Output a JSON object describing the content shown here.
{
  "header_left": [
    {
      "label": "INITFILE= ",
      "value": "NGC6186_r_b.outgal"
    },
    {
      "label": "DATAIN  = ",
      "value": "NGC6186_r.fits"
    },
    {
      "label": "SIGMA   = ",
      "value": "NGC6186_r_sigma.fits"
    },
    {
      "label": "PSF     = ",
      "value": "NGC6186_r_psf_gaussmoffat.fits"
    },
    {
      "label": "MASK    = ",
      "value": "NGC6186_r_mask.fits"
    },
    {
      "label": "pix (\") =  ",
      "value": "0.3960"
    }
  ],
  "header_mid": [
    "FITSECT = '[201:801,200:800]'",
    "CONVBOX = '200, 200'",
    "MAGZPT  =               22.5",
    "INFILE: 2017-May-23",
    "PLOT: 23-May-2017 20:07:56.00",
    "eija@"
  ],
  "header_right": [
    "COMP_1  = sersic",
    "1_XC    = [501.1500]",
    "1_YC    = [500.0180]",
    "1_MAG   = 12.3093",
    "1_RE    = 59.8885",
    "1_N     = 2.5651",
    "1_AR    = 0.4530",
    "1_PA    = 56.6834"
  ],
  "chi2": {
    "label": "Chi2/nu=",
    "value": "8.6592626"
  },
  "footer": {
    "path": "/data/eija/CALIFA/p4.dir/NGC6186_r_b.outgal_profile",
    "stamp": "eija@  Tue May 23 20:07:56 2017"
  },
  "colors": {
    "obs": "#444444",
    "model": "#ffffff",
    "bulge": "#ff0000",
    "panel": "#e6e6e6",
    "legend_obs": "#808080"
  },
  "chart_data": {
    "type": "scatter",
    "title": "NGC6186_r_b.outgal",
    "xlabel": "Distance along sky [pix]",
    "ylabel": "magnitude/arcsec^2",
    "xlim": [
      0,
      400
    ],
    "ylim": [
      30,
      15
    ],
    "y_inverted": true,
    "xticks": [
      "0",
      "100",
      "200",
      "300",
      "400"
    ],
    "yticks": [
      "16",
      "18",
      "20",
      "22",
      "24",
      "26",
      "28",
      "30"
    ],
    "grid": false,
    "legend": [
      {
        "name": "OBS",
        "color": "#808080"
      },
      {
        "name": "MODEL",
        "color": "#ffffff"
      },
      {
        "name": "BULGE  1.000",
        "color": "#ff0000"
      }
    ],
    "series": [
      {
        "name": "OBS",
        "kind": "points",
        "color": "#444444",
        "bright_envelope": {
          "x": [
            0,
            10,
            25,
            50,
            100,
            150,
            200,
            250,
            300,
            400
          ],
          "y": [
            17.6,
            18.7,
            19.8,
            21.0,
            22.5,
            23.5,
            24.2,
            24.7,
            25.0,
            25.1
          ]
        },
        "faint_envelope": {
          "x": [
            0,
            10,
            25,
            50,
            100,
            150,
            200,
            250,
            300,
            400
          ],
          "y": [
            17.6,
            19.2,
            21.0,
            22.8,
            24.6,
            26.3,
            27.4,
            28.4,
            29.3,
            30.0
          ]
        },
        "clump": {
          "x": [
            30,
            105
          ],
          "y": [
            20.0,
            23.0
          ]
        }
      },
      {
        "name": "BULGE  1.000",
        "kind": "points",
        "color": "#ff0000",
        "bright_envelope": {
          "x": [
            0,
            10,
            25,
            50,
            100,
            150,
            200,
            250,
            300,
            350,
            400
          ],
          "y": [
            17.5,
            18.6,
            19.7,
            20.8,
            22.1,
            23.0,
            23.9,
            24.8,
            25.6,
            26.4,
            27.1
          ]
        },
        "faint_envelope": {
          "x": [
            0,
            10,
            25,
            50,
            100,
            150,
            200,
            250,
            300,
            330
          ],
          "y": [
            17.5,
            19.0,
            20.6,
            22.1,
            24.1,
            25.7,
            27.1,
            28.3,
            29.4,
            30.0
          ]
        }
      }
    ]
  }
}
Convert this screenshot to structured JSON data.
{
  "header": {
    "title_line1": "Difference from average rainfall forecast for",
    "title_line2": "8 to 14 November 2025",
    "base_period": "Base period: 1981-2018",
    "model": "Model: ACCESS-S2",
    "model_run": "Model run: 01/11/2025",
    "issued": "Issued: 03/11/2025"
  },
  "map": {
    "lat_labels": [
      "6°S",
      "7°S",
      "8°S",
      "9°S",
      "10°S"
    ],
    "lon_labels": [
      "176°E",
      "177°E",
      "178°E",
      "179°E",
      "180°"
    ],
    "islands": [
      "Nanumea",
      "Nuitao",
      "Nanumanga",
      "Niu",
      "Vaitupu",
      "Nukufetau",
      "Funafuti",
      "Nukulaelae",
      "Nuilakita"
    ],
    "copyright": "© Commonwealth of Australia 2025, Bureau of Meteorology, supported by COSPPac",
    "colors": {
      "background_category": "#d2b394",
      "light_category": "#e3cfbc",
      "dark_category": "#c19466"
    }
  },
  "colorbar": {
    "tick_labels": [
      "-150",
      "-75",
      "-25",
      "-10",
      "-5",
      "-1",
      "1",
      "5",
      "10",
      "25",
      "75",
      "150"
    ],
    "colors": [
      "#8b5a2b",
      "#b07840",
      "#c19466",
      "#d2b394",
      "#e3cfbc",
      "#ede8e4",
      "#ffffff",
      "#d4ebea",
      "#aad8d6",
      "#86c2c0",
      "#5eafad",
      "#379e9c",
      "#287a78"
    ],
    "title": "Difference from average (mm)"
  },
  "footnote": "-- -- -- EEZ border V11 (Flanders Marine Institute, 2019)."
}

* Goal of the exercise *
Print the whole listing exactly as it is.

* Result *
Output a JSON object describing the content shown here.
{
  "header_left": [
    {
      "label": "INITFILE= ",
      "value": "NGC6186_r_b.outgal"
    },
    {
      "label": "DATAIN  = ",
      "value": "NGC6186_r.fits"
    },
    {
      "label": "SIGMA   = ",
      "value": "NGC6186_r_sigma.fits"
    },
    {
      "label": "PSF     = ",
      "value": "NGC6186_r_psf_gaussmoffat.fits"
    },
    {
      "label": "MASK    = ",
      "value": "NGC6186_r_mask.fits"
    },
    {
      "label": "pix (\") =  ",
      "value": "0.3960"
    }
  ],
  "header_mid": [
    "FITSECT = '[201:801,200:800]'",
    "CONVBOX = '200, 200'",
    "MAGZPT  =               22.5",
    "INFILE: 2017-May-23",
    "PLOT: 23-May-2017 20:07:56.00",
    "eija@"
  ],
  "header_right": [
    "COMP_1  = sersic",
    "1_XC    = [501.1500]",
    "1_YC    = [500.0180]",
    "1_MAG   = 12.3093",
    "1_RE    = 59.8885",
    "1_N     = 2.5651",
    "1_AR    = 0.4530",
    "1_PA    = 56.6834"
  ],
  "chi2": {
    "label": "Chi2/nu=",
    "value": "8.6592626"
  },
  "footer": {
    "path": "/data/eija/CALIFA/p4.dir/NGC6186_r_b.outgal_profile",
    "stamp": "eija@  Tue May 23 20:07:56 2017"
  },
  "colors": {
    "obs": "#444444",
    "model": "#ffffff",
    "bulge": "#ff0000",
    "panel": "#e6e6e6",
    "legend_obs": "#808080"
  },
  "chart_data": {
    "type": "scatter",
    "title": "NGC6186_r_b.outgal",
    "xlabel": "Distance along sky [pix]",
    "ylabel": "magnitude/arcsec^2",
    "xlim": [
      0,
      400
    ],
    "ylim": [
      30,
      15
    ],
    "y_inverted": true,
    "xticks": [
      "0",
      "100",
      "200",
      "300",
      "400"
    ],
    "yticks": [
      "16",
      "18",
      "20",
      "22",
      "24",
      "26",
      "28",
      "30"
    ],
    "grid": false,
    "legend": [
      {
        "name": "OBS",
        "color": "#808080"
      },
      {
        "name": "MODEL",
        "color": "#ffffff"
      },
      {
        "name": "BULGE  1.000",
        "color": "#ff0000"
      }
    ],
    "series": [
      {
        "name": "OBS",
        "kind": "points",
        "color": "#444444",
        "bright_envelope": {
          "x": [
            0,
            10,
            25,
            50,
            100,
            150,
            200,
            250,
            300,
            400
          ],
          "y": [
            17.6,
            18.7,
            19.8,
            21.0,
            22.5,
            23.5,
            24.2,
            24.7,
            25.0,
            25.1
          ]
        },
        "faint_envelope": {
          "x": [
            0,
            10,
            25,
            50,
            100,
            150,
            200,
            250,
            300,
            400
          ],
          "y": [
            17.6,
            19.2,
            21.0,
            22.8,
            24.6,
            26.3,
            27.4,
            28.4,
            29.3,
            30.0
          ]
        },
        "clump": {
          "x": [
            30,
            105
          ],
          "y": [
            20.0,
            23.0
          ]
        }
      },
      {
        "name": "BULGE  1.000",
        "kind": "points",
        "color": "#ff0000",
        "bright_envelope": {
          "x": [
            0,
            10,
            25,
            50,
            100,
            150,
            200,
            250,
            300,
            350,
            400
          ],
          "y": [
            17.5,
            18.6,
            19.7,
            20.8,
            22.1,
            23.0,
            23.9,
            24.8,
            25.6,
            26.4,
            27.1
          ]
        },
        "faint_envelope": {
          "x": [
            0,
            10,
            25,
            50,
            100,
            150,
            200,
            250,
            300,
            330
          ],
          "y": [
            17.5,
            19.0,
            20.6,
            22.1,
            24.1,
            25.7,
            27.1,
            28.3,
            29.4,
            30.0
          ]
        }
      }
    ]
  }
}
Convert this screenshot to structured JSON data.
{
  "header": {
    "title_line1": "Difference from average rainfall forecast for",
    "title_line2": "8 to 14 November 2025",
    "base_period": "Base period: 1981-2018",
    "model": "Model: ACCESS-S2",
    "model_run": "Model run: 01/11/2025",
    "issued": "Issued: 03/11/2025"
  },
  "map": {
    "lat_labels": [
      "6°S",
      "7°S",
      "8°S",
      "9°S",
      "10°S"
    ],
    "lon_labels": [
      "176°E",
      "177°E",
      "178°E",
      "179°E",
      "180°"
    ],
    "islands": [
      "Nanumea",
      "Nuitao",
      "Nanumanga",
      "Niu",
      "Vaitupu",
      "Nukufetau",
      "Funafuti",
      "Nukulaelae",
      "Nuilakita"
    ],
    "copyright": "© Commonwealth of Australia 2025, Bureau of Meteorology, supported by COSPPac",
    "colors": {
      "background_category": "#d2b394",
      "light_category": "#e3cfbc",
      "dark_category": "#c19466"
    }
  },
  "colorbar": {
    "tick_labels": [
      "-150",
      "-75",
      "-25",
      "-10",
      "-5",
      "-1",
      "1",
      "5",
      "10",
      "25",
      "75",
      "150"
    ],
    "colors": [
      "#8b5a2b",
      "#b07840",
      "#c19466",
      "#d2b394",
      "#e3cfbc",
      "#ede8e4",
      "#ffffff",
      "#d4ebea",
      "#aad8d6",
      "#86c2c0",
      "#5eafad",
      "#379e9c",
      "#287a78"
    ],
    "title": "Difference from average (mm)"
  },
  "footnote": "-- -- -- EEZ border V11 (Flanders Marine Institute, 2019)."
}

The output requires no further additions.